**Items:**
####
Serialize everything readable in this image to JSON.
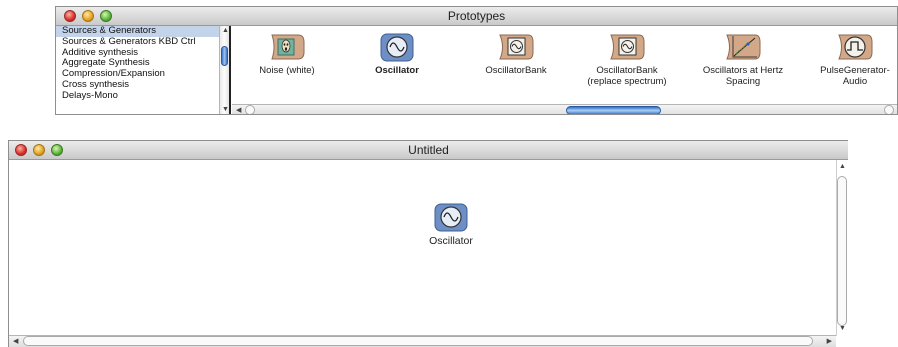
{
  "prototypes_window": {
    "title": "Prototypes",
    "categories": [
      {
        "label": "Sources & Generators",
        "selected": true
      },
      {
        "label": "Sources & Generators KBD Ctrl",
        "selected": false
      },
      {
        "label": "Additive synthesis",
        "selected": false
      },
      {
        "label": "Aggregate Synthesis",
        "selected": false
      },
      {
        "label": "Compression/Expansion",
        "selected": false
      },
      {
        "label": "Cross synthesis",
        "selected": false
      },
      {
        "label": "Delays-Mono",
        "selected": false
      }
    ],
    "prototypes": [
      {
        "label": "Noise (white)",
        "icon": "scream-icon"
      },
      {
        "label": "Oscillator",
        "icon": "sine-wave-icon"
      },
      {
        "label": "OscillatorBank",
        "icon": "oscillator-bank-icon"
      },
      {
        "label": "OscillatorBank (replace spectrum)",
        "icon": "oscillator-bank-icon"
      },
      {
        "label": "Oscillators at Hertz Spacing",
        "icon": "graph-icon"
      },
      {
        "label": "PulseGenerator-Audio",
        "icon": "pulse-icon"
      }
    ]
  },
  "untitled_window": {
    "title": "Untitled",
    "placed_item": {
      "label": "Oscillator",
      "icon": "sine-wave-icon"
    }
  },
  "colors": {
    "selection": "#c3d3ea",
    "scroll_thumb": "#3d76c9",
    "icon_tan": "#d2a889",
    "icon_blue": "#6d8fc6"
  }
}
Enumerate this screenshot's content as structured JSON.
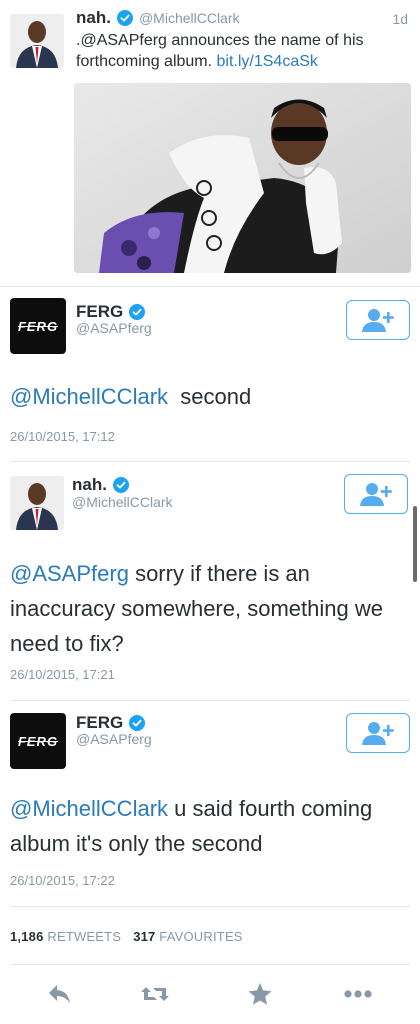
{
  "quoted_tweet": {
    "name": "nah.",
    "handle": "@MichellCClark",
    "time": "1d",
    "text_prefix": ".@ASAPferg announces the name of his forthcoming album.",
    "link": "bit.ly/1S4caSk",
    "image_icon": "photo-of-rapper"
  },
  "replies": [
    {
      "name": "FERG",
      "handle": "@ASAPferg",
      "avatar_text": "FERG",
      "mention": "@MichellCClark",
      "text": "second",
      "timestamp": "26/10/2015, 17:12"
    },
    {
      "name": "nah.",
      "handle": "@MichellCClark",
      "mention": "@ASAPferg",
      "text": "sorry if there is an inaccuracy somewhere, something we need to fix?",
      "timestamp": "26/10/2015, 17:21"
    },
    {
      "name": "FERG",
      "handle": "@ASAPferg",
      "avatar_text": "FERG",
      "mention": "@MichellCClark",
      "text": "u said fourth coming album it's only the second",
      "timestamp": "26/10/2015, 17:22"
    }
  ],
  "stats": {
    "retweets_count": "1,186",
    "retweets_label": "RETWEETS",
    "favourites_count": "317",
    "favourites_label": "FAVOURITES"
  },
  "actions": {
    "reply_icon": "reply-icon",
    "retweet_icon": "retweet-icon",
    "favourite_icon": "star-icon",
    "more_icon": "more-icon"
  },
  "colors": {
    "accent": "#55acee",
    "link": "#2b7bb9",
    "muted": "#8899a6",
    "text": "#292f33",
    "verified": "#1da1f2"
  }
}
####
Will you restate every entry word for word and omit the images?

Serialize everything readable in this image to JSON.
{
  "prototypes_window": {
    "title": "Prototypes",
    "categories": [
      {
        "label": "Sources & Generators",
        "selected": true
      },
      {
        "label": "Sources & Generators KBD Ctrl",
        "selected": false
      },
      {
        "label": "Additive synthesis",
        "selected": false
      },
      {
        "label": "Aggregate Synthesis",
        "selected": false
      },
      {
        "label": "Compression/Expansion",
        "selected": false
      },
      {
        "label": "Cross synthesis",
        "selected": false
      },
      {
        "label": "Delays-Mono",
        "selected": false
      }
    ],
    "prototypes": [
      {
        "label": "Noise (white)",
        "icon": "scream-icon"
      },
      {
        "label": "Oscillator",
        "icon": "sine-wave-icon"
      },
      {
        "label": "OscillatorBank",
        "icon": "oscillator-bank-icon"
      },
      {
        "label": "OscillatorBank (replace spectrum)",
        "icon": "oscillator-bank-icon"
      },
      {
        "label": "Oscillators at Hertz Spacing",
        "icon": "graph-icon"
      },
      {
        "label": "PulseGenerator-Audio",
        "icon": "pulse-icon"
      }
    ]
  },
  "untitled_window": {
    "title": "Untitled",
    "placed_item": {
      "label": "Oscillator",
      "icon": "sine-wave-icon"
    }
  },
  "colors": {
    "selection": "#c3d3ea",
    "scroll_thumb": "#3d76c9",
    "icon_tan": "#d2a889",
    "icon_blue": "#6d8fc6"
  }
}
Enumerate this screenshot's content as structured JSON.
{
  "quoted_tweet": {
    "name": "nah.",
    "handle": "@MichellCClark",
    "time": "1d",
    "text_prefix": ".@ASAPferg announces the name of his forthcoming album.",
    "link": "bit.ly/1S4caSk",
    "image_icon": "photo-of-rapper"
  },
  "replies": [
    {
      "name": "FERG",
      "handle": "@ASAPferg",
      "avatar_text": "FERG",
      "mention": "@MichellCClark",
      "text": "second",
      "timestamp": "26/10/2015, 17:12"
    },
    {
      "name": "nah.",
      "handle": "@MichellCClark",
      "mention": "@ASAPferg",
      "text": "sorry if there is an inaccuracy somewhere, something we need to fix?",
      "timestamp": "26/10/2015, 17:21"
    },
    {
      "name": "FERG",
      "handle": "@ASAPferg",
      "avatar_text": "FERG",
      "mention": "@MichellCClark",
      "text": "u said fourth coming album it's only the second",
      "timestamp": "26/10/2015, 17:22"
    }
  ],
  "stats": {
    "retweets_count": "1,186",
    "retweets_label": "RETWEETS",
    "favourites_count": "317",
    "favourites_label": "FAVOURITES"
  },
  "actions": {
    "reply_icon": "reply-icon",
    "retweet_icon": "retweet-icon",
    "favourite_icon": "star-icon",
    "more_icon": "more-icon"
  },
  "colors": {
    "accent": "#55acee",
    "link": "#2b7bb9",
    "muted": "#8899a6",
    "text": "#292f33",
    "verified": "#1da1f2"
  }
}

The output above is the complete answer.